• [REQUIREMENTS]: Search the material below for the word "values" and copy every line in which it occurs.

• [SOURCE DATA]:
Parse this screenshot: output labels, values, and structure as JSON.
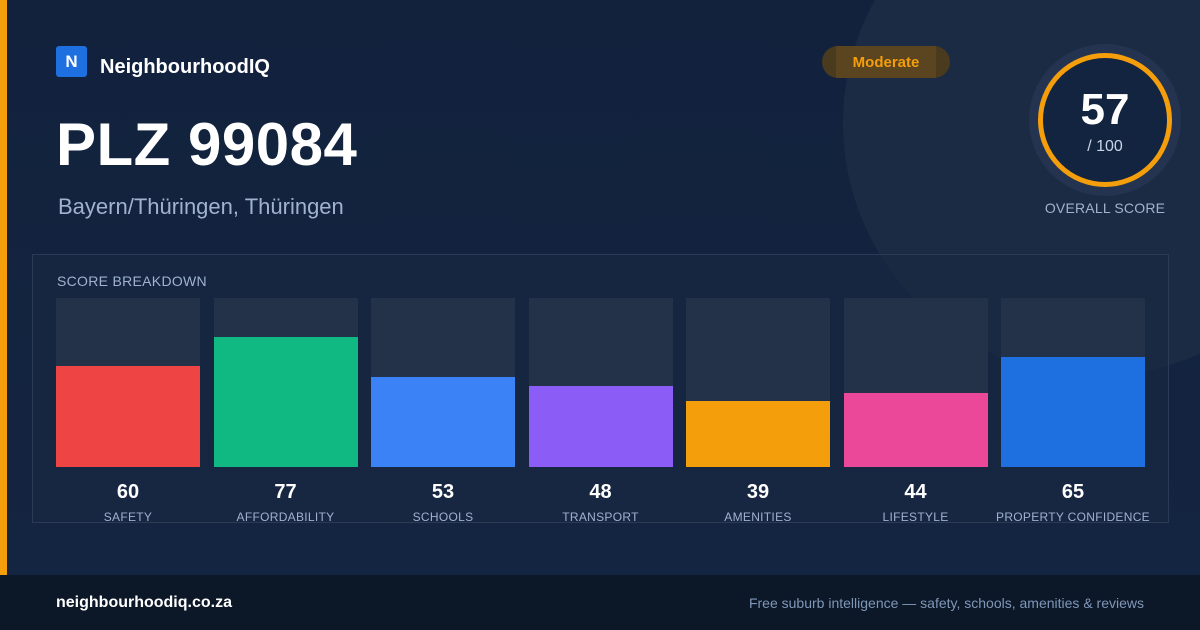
{
  "brand": {
    "logo_letter": "N",
    "name": "NeighbourhoodIQ"
  },
  "header": {
    "title": "PLZ 99084",
    "subtitle": "Bayern/Thüringen, Thüringen",
    "badge": "Moderate"
  },
  "overall": {
    "score": "57",
    "max": "/ 100",
    "label": "OVERALL SCORE"
  },
  "breakdown": {
    "heading": "SCORE BREAKDOWN",
    "chart_data": {
      "type": "bar",
      "categories": [
        "SAFETY",
        "AFFORDABILITY",
        "SCHOOLS",
        "TRANSPORT",
        "AMENITIES",
        "LIFESTYLE",
        "PROPERTY CONFIDENCE"
      ],
      "values": [
        60,
        77,
        53,
        48,
        39,
        44,
        65
      ],
      "colors": [
        "#ef4444",
        "#10b981",
        "#3b82f6",
        "#8b5cf6",
        "#f59e0b",
        "#ec4899",
        "#1e6fe0"
      ],
      "ylim": [
        0,
        100
      ]
    }
  },
  "footer": {
    "url": "neighbourhoodiq.co.za",
    "tagline": "Free suburb intelligence — safety, schools, amenities & reviews"
  },
  "colors": {
    "accent": "#f59e0b",
    "background": "#12213a",
    "footer": "#0c1728"
  }
}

• [FULL SOLUTION]:
Parse this screenshot: output labels, values, and structure as JSON.
      "values": [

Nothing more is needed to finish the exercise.